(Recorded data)

»»

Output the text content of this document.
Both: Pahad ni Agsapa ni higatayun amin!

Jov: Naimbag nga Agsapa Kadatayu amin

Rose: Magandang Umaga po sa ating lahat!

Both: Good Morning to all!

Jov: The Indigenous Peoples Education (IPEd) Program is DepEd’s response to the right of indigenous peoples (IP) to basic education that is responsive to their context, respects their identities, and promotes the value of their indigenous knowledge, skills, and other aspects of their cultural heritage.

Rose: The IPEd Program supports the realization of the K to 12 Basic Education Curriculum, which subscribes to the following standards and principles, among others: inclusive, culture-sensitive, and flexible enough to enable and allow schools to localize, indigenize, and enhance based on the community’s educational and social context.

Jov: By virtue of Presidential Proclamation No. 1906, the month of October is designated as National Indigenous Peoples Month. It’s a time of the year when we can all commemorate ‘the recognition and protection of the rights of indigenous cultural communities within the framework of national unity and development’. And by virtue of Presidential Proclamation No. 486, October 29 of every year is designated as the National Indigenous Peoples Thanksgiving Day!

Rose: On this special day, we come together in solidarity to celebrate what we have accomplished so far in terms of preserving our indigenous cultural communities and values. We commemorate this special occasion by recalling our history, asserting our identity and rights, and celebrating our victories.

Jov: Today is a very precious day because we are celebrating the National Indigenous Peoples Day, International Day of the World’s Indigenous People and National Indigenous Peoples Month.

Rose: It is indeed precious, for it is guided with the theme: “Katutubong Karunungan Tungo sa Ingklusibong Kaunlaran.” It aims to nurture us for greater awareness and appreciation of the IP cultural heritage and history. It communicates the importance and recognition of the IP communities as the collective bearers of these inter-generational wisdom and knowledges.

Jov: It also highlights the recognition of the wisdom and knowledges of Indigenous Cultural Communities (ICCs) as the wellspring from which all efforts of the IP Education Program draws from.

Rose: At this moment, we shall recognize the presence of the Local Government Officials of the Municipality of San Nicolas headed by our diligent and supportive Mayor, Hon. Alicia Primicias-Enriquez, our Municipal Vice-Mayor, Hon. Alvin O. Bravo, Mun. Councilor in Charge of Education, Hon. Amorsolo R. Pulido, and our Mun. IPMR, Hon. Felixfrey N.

««

Take every line from the records above that has the word "Agsapa" and copy it.

Both: Pahad ni Agsapa ni higatayun amin!
Jov: Naimbag nga Agsapa Kadatayu amin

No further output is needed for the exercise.